** start RECORDS **

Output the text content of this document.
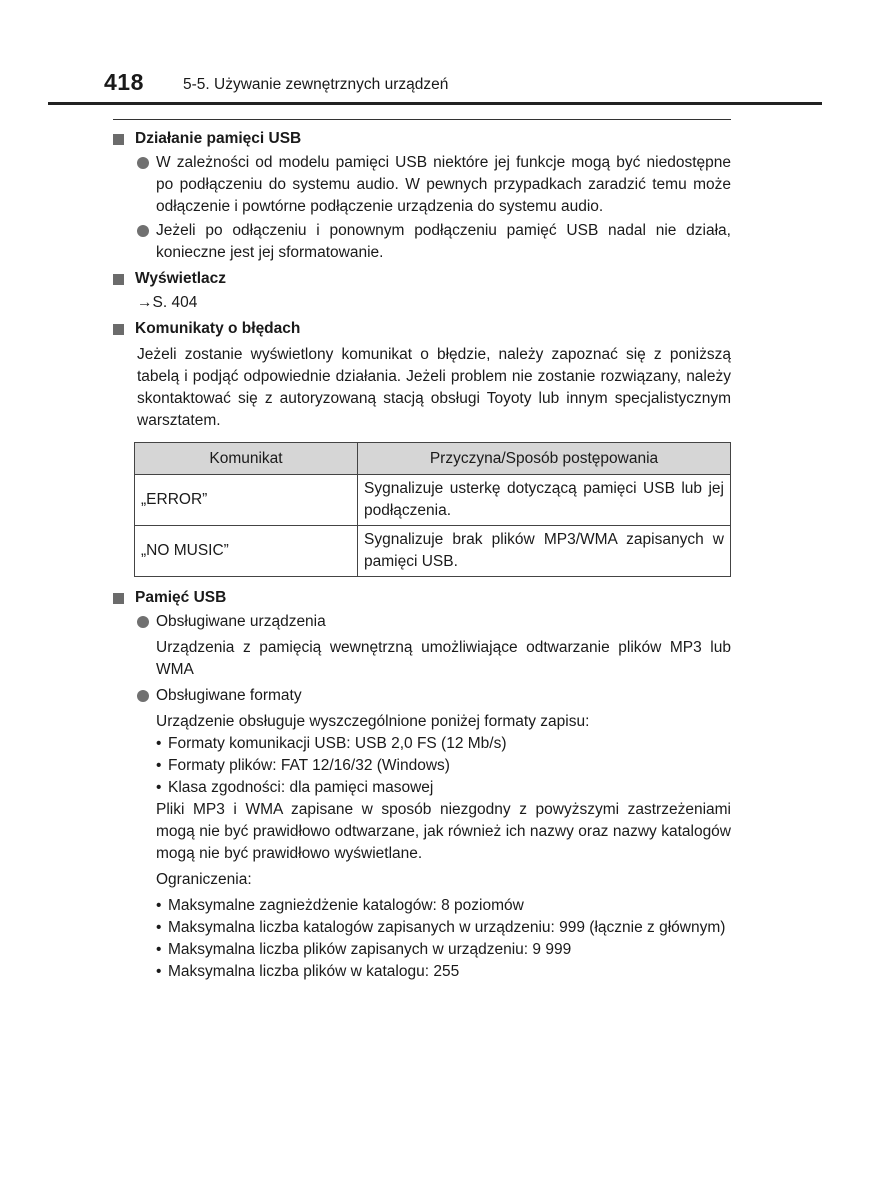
418	5-5. Używanie zewnętrznych urządzeń
Działanie pamięci USB
W zależności od modelu pamięci USB niektóre jej funkcje mogą być niedostępne po podłączeniu do systemu audio. W pewnych przypadkach zaradzić temu może odłączenie i powtórne podłączenie urządzenia do systemu audio.
Jeżeli po odłączeniu i ponownym podłączeniu pamięć USB nadal nie działa, konieczne jest jej sformatowanie.
Wyświetlacz
→S. 404
Komunikaty o błędach
Jeżeli zostanie wyświetlony komunikat o błędzie, należy zapoznać się z poniższą tabelą i podjąć odpowiednie działania. Jeżeli problem nie zostanie rozwiązany, należy skontaktować się z autoryzowaną stacją obsługi Toyoty lub innym specjalistycznym warsztatem.
Komunikat	Przyczyna/Sposób postępowania
„ERROR”	Sygnalizuje usterkę dotyczącą pamięci USB lub jej podłączenia.
„NO MUSIC”	Sygnalizuje brak plików MP3/WMA zapisanych w pamięci USB.
Pamięć USB
Obsługiwane urządzenia
Urządzenia z pamięcią wewnętrzną umożliwiające odtwarzanie plików MP3 lub WMA
Obsługiwane formaty
Urządzenie obsługuje wyszczególnione poniżej formaty zapisu:
• Formaty komunikacji USB: USB 2,0 FS (12 Mb/s)
• Formaty plików: FAT 12/16/32 (Windows)
• Klasa zgodności: dla pamięci masowej
Pliki MP3 i WMA zapisane w sposób niezgodny z powyższymi zastrzeżeniami mogą nie być prawidłowo odtwarzane, jak również ich nazwy oraz nazwy katalogów mogą nie być prawidłowo wyświetlane.
Ograniczenia:
• Maksymalne zagnieżdżenie katalogów: 8 poziomów
• Maksymalna liczba katalogów zapisanych w urządzeniu: 999 (łącznie z głównym)
• Maksymalna liczba plików zapisanych w urządzeniu: 9 999
• Maksymalna liczba plików w katalogu: 255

** end RECORDS **

> THE EXERCISE
Pick out every line of the listing containing the word "podłączeniu", and show those lines.

> SOLUTION TO THE EXERCISE
W zależności od modelu pamięci USB niektóre jej funkcje mogą być niedostępne po podłączeniu do systemu audio. W pewnych przypadkach zaradzić temu może odłączenie i powtórne podłączenie urządzenia do systemu audio.
Jeżeli po odłączeniu i ponownym podłączeniu pamięć USB nadal nie działa, konieczne jest jej sformatowanie.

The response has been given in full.